Data in this exercise:

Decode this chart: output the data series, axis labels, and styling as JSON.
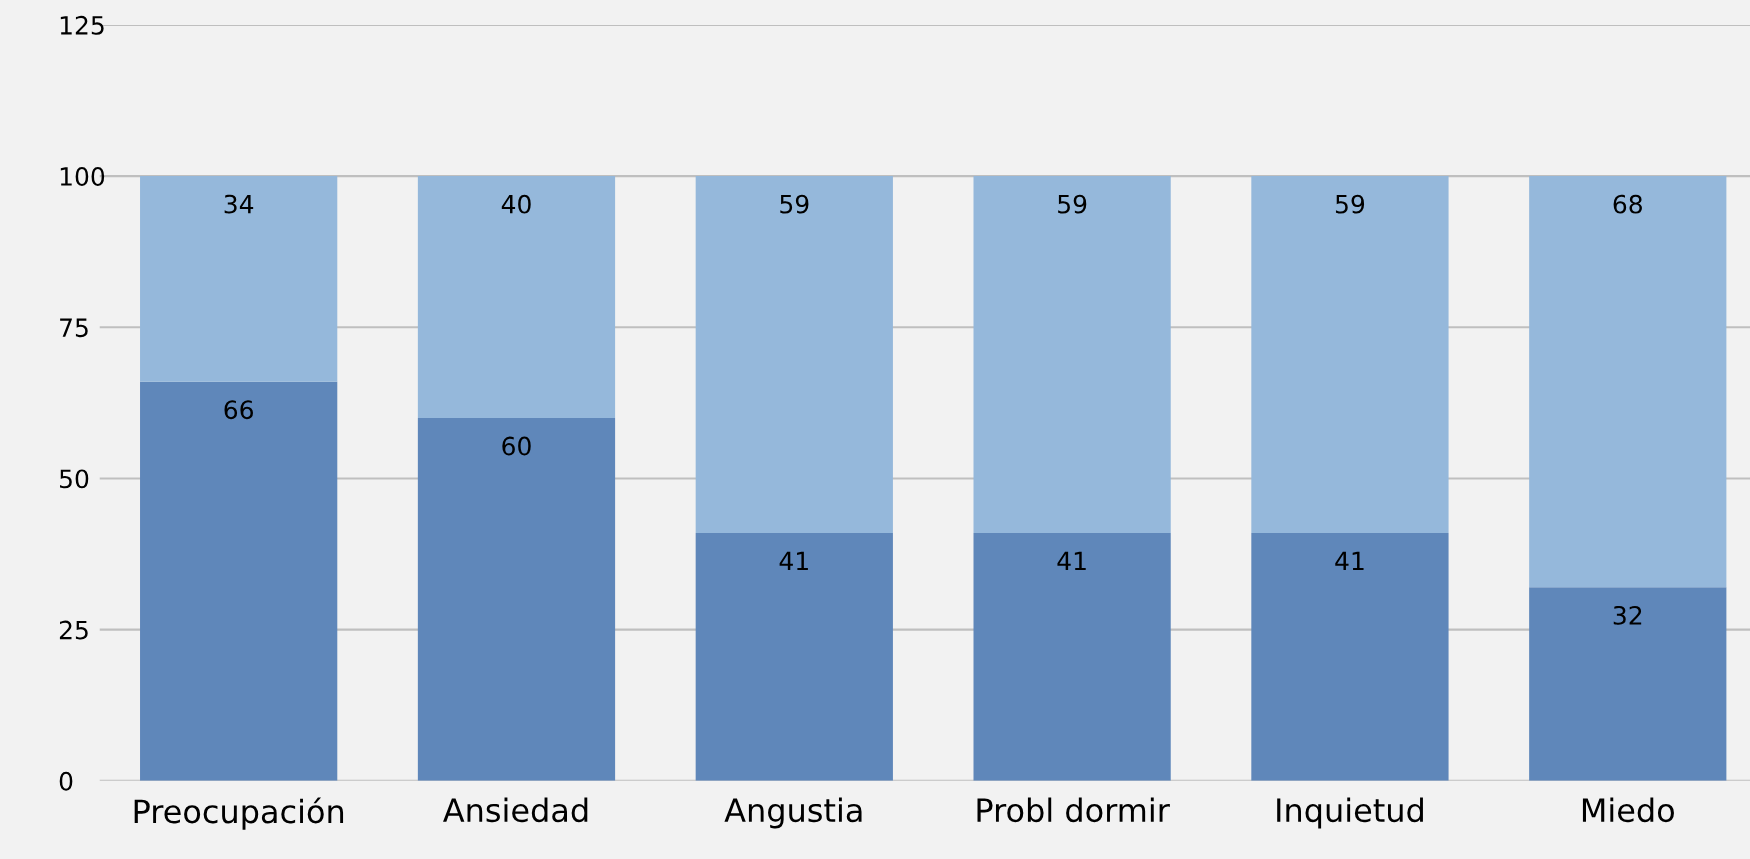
{
  "chart_data": {
    "type": "bar",
    "stacked": true,
    "categories": [
      "Preocupación",
      "Ansiedad",
      "Angustia",
      "Probl dormir",
      "Inquietud",
      "Miedo"
    ],
    "series": [
      {
        "color": "#5f87ba",
        "values": [
          66,
          60,
          41,
          41,
          41,
          32
        ]
      },
      {
        "color": "#95b8db",
        "values": [
          34,
          40,
          59,
          59,
          59,
          68
        ]
      }
    ],
    "ylim": [
      0,
      125
    ],
    "yticks": [
      0,
      25,
      50,
      75,
      100,
      125
    ],
    "grid": "y",
    "data_labels": true
  }
}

What you need to do: Quote every line of the records above exactly; no picture is to be copied.

The output:
Decode this chart: output the data series, axis labels, and styling as JSON.
{
  "chart_data": {
    "type": "bar",
    "stacked": true,
    "categories": [
      "Preocupación",
      "Ansiedad",
      "Angustia",
      "Probl dormir",
      "Inquietud",
      "Miedo"
    ],
    "series": [
      {
        "color": "#5f87ba",
        "values": [
          66,
          60,
          41,
          41,
          41,
          32
        ]
      },
      {
        "color": "#95b8db",
        "values": [
          34,
          40,
          59,
          59,
          59,
          68
        ]
      }
    ],
    "ylim": [
      0,
      125
    ],
    "yticks": [
      0,
      25,
      50,
      75,
      100,
      125
    ],
    "grid": "y",
    "data_labels": true
  }
}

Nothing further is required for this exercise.